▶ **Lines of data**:
++++

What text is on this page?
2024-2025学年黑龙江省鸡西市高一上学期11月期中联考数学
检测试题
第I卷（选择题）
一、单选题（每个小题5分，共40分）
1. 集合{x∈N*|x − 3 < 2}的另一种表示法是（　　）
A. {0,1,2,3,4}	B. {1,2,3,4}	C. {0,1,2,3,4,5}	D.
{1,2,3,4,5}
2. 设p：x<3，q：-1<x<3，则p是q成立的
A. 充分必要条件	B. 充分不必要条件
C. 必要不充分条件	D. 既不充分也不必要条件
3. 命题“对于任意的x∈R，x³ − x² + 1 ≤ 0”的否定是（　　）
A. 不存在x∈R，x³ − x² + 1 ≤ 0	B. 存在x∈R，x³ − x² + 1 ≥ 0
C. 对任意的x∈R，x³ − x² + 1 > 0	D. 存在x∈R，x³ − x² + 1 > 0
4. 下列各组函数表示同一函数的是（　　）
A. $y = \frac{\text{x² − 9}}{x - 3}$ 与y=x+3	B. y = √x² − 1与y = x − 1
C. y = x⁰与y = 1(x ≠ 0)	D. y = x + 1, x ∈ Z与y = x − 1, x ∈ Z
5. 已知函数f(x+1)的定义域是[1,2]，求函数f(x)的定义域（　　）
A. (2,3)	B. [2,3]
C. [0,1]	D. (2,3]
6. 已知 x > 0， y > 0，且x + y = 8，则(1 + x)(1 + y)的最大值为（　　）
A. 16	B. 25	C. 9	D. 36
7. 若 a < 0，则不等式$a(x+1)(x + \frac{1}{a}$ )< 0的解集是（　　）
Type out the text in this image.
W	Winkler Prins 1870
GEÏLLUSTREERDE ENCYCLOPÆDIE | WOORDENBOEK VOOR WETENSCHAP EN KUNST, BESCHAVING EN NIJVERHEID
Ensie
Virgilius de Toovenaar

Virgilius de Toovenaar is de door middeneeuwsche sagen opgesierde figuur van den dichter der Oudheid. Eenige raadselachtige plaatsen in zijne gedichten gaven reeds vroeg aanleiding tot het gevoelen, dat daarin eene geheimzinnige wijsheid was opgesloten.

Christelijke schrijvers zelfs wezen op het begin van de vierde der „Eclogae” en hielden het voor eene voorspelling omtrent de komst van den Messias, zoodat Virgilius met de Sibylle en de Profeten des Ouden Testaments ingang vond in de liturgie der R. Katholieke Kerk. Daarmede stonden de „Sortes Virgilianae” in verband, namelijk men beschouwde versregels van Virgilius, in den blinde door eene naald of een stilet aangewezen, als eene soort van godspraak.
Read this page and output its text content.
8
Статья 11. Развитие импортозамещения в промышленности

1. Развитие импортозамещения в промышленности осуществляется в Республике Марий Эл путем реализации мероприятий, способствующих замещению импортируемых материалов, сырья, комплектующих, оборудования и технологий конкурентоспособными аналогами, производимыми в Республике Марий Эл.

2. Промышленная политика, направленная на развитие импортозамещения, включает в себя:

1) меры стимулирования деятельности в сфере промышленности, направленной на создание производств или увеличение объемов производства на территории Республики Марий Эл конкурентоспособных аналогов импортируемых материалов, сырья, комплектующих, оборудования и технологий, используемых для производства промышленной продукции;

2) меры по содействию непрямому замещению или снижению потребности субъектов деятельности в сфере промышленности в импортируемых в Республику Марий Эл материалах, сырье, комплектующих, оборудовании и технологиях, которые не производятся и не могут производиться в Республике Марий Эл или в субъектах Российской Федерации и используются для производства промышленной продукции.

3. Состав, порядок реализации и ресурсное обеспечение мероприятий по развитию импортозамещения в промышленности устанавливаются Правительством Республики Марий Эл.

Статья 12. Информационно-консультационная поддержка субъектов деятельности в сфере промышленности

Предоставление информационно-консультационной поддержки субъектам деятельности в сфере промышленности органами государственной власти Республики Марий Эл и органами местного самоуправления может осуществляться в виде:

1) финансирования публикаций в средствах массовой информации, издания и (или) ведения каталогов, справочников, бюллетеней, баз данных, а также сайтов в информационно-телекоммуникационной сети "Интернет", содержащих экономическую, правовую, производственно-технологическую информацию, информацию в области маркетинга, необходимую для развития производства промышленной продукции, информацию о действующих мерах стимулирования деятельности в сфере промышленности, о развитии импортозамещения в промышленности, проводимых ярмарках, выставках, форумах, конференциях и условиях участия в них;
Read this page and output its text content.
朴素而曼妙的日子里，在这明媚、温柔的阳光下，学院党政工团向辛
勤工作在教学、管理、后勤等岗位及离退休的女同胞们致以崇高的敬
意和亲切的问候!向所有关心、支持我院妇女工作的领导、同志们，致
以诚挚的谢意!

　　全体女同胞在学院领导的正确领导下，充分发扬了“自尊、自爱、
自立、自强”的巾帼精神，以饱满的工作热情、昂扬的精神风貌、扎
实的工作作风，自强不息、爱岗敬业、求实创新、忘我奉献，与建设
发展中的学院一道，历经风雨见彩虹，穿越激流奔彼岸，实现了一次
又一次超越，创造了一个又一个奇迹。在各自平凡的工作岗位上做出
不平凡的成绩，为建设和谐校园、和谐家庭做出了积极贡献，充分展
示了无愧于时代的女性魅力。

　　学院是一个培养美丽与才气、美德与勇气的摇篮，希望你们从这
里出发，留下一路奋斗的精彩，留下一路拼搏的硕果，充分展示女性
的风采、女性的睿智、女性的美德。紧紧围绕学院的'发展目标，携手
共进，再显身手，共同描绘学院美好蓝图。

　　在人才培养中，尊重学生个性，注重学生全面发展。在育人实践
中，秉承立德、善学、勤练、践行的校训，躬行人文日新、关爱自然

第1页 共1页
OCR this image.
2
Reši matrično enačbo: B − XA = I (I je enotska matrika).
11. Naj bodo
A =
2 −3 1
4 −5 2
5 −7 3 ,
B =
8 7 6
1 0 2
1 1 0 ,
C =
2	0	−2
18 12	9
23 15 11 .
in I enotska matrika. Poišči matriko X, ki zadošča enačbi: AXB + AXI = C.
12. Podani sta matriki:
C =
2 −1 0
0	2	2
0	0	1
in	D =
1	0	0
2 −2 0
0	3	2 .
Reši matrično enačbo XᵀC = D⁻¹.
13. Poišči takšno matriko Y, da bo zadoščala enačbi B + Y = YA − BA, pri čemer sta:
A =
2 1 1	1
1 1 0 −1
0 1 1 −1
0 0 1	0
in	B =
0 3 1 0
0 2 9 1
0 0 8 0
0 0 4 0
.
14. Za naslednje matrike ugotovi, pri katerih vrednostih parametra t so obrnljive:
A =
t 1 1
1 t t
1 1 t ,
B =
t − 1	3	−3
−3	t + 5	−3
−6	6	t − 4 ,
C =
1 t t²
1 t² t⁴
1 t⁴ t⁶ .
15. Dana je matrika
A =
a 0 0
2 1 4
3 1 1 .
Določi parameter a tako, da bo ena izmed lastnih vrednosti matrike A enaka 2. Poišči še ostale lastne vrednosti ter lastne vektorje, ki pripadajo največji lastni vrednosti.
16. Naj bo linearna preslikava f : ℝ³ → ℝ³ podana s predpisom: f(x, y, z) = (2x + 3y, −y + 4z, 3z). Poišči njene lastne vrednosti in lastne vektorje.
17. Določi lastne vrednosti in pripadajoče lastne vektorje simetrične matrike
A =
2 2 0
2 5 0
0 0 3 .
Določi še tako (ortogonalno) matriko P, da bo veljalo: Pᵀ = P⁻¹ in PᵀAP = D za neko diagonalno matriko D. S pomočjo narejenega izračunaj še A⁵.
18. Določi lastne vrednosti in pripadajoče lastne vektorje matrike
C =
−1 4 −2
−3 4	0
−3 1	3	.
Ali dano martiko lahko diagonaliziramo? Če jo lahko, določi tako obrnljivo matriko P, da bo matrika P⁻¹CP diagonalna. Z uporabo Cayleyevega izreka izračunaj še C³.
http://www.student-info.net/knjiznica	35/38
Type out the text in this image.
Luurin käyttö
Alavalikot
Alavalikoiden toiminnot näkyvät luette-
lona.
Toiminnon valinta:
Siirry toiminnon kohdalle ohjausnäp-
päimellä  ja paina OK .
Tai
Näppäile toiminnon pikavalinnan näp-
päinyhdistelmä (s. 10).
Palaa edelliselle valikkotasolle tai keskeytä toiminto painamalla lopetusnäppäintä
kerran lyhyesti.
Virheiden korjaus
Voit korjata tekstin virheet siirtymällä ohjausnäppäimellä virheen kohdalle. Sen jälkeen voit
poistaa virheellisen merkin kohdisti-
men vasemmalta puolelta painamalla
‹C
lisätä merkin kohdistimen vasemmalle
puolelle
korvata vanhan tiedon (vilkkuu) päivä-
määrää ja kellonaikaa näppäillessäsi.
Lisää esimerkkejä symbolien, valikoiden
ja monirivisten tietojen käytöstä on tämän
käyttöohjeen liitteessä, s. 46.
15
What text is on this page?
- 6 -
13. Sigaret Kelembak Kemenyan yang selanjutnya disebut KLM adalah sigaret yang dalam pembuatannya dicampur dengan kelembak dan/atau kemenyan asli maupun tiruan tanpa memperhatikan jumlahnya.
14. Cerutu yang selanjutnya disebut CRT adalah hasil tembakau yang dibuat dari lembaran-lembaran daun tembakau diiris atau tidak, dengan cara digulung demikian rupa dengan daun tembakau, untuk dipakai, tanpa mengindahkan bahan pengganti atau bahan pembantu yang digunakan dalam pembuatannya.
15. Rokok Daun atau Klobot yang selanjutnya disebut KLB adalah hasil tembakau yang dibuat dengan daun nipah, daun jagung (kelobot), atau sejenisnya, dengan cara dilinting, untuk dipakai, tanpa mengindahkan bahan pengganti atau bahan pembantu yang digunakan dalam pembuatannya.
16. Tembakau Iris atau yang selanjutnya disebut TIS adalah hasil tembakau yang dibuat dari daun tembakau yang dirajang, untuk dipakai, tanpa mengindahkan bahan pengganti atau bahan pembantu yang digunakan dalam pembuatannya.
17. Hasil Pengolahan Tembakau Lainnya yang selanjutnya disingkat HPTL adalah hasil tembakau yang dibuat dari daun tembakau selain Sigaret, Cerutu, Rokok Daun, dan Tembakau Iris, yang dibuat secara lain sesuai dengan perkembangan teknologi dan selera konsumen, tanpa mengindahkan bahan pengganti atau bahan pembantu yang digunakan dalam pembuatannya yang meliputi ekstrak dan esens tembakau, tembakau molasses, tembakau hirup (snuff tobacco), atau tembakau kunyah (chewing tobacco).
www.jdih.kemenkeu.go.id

++++

▶ **OBJECTIVE**: From the data, collect all lines where the string "меры" appears.

▶ **WRITTEN RESPONSE**:
1) меры стимулирования деятельности в сфере промышленности, направленной на создание производств или увеличение объемов производства на территории Республики Марий Эл конкурентоспособных аналогов импортируемых материалов, сырья, комплектующих, оборудования и технологий, используемых для производства промышленной продукции;
2) меры по содействию непрямому замещению или снижению потребности субъектов деятельности в сфере промышленности в импортируемых в Республику Марий Эл материалах, сырье, комплектующих, оборудовании и технологиях, которые не производятся и не могут производиться в Республике Марий Эл или в субъектах Российской Федерации и используются для производства промышленной продукции.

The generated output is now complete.